» **WHAT THE EXERCISE ASKS**: Filter the records below down to lines containing "temp".

» **MATERIAL FOR THIS EXERCISE**:

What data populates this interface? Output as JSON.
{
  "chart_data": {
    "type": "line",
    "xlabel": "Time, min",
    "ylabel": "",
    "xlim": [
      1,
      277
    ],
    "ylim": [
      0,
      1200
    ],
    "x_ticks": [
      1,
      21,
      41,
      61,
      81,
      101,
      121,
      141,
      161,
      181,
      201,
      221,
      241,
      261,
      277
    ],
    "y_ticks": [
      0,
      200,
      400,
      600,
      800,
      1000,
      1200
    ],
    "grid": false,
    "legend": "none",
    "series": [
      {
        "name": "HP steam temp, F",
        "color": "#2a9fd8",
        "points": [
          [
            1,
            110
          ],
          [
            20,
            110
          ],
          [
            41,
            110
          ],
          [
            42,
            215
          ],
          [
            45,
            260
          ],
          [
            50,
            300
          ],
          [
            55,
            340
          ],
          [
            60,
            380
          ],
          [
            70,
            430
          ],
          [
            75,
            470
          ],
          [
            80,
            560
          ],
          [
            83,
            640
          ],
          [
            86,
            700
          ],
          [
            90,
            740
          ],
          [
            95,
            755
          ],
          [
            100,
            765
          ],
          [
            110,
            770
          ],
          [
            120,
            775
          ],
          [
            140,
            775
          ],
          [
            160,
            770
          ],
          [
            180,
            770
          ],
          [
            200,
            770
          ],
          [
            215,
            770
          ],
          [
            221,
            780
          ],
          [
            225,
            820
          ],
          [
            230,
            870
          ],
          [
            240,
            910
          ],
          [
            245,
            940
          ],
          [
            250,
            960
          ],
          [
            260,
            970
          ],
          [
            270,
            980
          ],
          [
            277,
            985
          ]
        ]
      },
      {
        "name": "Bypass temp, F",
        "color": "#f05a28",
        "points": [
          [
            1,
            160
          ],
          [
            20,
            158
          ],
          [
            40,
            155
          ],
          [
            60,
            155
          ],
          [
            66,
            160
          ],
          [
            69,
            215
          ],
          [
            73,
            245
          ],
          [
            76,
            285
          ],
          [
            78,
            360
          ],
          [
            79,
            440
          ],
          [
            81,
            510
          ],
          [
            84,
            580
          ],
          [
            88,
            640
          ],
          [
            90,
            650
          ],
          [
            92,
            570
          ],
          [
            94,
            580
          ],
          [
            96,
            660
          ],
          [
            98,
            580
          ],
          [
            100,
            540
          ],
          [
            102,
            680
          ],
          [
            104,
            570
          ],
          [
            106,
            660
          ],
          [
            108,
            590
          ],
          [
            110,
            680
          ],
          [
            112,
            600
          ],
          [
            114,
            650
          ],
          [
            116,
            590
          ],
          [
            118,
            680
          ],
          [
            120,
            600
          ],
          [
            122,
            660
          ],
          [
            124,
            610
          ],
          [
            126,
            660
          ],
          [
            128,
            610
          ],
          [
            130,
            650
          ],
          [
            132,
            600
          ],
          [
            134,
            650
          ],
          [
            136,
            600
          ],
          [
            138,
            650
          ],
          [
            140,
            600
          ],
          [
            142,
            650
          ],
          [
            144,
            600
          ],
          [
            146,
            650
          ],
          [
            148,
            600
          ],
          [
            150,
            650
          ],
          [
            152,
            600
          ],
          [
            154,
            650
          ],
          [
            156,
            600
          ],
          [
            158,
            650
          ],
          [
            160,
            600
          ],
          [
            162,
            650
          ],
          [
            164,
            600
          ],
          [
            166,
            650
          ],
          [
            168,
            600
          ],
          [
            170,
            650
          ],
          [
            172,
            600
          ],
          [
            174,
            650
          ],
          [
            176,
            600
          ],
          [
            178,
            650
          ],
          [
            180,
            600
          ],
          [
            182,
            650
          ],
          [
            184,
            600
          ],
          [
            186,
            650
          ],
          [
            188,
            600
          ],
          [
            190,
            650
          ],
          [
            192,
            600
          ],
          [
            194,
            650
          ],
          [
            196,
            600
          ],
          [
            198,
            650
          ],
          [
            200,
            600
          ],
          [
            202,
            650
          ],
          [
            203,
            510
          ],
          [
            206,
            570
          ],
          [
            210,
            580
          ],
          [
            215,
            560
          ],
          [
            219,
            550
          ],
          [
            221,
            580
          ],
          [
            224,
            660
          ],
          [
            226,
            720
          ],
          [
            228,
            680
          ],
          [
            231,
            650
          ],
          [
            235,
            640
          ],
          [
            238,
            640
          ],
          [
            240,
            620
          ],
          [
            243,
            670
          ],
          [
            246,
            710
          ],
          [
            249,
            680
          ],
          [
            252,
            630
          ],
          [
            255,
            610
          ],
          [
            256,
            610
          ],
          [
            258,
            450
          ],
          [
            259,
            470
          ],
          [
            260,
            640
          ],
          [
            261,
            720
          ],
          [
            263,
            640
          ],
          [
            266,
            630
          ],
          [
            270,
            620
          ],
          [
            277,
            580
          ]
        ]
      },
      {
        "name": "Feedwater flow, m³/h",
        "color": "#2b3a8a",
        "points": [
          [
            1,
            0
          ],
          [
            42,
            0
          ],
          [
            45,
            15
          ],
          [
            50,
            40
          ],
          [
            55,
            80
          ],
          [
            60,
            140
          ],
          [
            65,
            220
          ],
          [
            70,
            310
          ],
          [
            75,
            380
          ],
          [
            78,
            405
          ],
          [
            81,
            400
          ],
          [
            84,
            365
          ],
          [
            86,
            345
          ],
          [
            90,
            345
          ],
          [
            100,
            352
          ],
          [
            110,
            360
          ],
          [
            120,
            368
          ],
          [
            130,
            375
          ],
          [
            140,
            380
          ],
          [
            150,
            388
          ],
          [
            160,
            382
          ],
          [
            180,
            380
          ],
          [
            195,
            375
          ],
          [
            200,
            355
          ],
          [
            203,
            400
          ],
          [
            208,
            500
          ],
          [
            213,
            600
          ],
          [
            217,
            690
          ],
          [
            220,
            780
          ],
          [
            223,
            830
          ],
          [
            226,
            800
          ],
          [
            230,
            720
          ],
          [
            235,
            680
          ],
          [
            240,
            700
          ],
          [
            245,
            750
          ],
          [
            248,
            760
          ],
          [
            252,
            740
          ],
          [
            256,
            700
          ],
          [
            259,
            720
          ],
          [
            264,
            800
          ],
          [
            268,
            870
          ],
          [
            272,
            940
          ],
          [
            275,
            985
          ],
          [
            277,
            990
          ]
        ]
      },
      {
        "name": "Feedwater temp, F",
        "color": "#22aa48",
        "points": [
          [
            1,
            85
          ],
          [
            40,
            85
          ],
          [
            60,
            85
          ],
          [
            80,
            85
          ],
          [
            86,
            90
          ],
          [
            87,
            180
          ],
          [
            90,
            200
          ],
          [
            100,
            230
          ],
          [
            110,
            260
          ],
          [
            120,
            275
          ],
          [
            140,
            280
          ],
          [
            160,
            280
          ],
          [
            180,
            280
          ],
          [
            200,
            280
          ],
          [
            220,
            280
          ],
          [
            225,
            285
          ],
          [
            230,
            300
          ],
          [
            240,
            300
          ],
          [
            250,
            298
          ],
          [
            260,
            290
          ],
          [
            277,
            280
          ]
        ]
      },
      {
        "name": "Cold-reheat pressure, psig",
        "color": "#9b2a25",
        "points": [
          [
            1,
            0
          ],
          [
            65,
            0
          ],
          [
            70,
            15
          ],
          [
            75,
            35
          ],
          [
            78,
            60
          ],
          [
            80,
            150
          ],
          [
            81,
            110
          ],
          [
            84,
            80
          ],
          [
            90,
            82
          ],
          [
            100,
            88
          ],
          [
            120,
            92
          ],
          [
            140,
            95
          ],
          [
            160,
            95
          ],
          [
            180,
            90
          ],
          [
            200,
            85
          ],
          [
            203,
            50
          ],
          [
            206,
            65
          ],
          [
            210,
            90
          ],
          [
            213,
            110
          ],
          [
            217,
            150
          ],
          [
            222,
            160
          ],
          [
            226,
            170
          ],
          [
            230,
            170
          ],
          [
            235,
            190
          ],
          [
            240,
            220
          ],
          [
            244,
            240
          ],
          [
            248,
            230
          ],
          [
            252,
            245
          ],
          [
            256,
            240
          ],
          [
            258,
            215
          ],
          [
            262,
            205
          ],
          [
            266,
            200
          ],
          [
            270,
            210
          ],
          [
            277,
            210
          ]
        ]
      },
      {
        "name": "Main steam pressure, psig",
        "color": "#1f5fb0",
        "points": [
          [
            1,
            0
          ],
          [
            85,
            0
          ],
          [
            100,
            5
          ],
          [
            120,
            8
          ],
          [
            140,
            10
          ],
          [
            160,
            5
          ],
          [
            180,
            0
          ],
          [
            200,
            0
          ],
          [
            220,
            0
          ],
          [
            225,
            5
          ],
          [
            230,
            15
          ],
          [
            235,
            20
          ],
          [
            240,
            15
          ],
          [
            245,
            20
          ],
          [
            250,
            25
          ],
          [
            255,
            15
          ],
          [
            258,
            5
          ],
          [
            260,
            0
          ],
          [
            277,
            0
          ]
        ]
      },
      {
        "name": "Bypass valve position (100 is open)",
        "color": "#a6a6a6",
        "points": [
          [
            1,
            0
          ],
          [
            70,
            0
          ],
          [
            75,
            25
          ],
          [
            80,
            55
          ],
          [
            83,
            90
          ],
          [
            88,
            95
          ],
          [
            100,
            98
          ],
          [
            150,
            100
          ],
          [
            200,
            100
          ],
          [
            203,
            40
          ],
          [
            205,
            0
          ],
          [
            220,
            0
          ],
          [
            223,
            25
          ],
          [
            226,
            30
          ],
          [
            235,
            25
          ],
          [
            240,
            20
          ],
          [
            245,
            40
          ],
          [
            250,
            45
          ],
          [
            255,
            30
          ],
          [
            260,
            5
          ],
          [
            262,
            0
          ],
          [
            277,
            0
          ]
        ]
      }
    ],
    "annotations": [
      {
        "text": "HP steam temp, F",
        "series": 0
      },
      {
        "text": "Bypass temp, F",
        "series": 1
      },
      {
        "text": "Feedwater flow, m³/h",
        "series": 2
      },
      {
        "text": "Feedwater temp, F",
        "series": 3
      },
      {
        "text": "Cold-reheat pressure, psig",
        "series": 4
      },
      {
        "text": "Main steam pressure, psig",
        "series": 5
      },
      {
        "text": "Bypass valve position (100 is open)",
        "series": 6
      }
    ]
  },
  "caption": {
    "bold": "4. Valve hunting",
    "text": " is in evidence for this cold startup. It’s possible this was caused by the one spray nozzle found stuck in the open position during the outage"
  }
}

» **EXERCISE OUTPUT**:
        "name": "HP steam temp, F",
        "name": "Bypass temp, F",
        "name": "Feedwater temp, F",
        "text": "HP steam temp, F",
        "text": "Bypass temp, F",
        "text": "Feedwater temp, F",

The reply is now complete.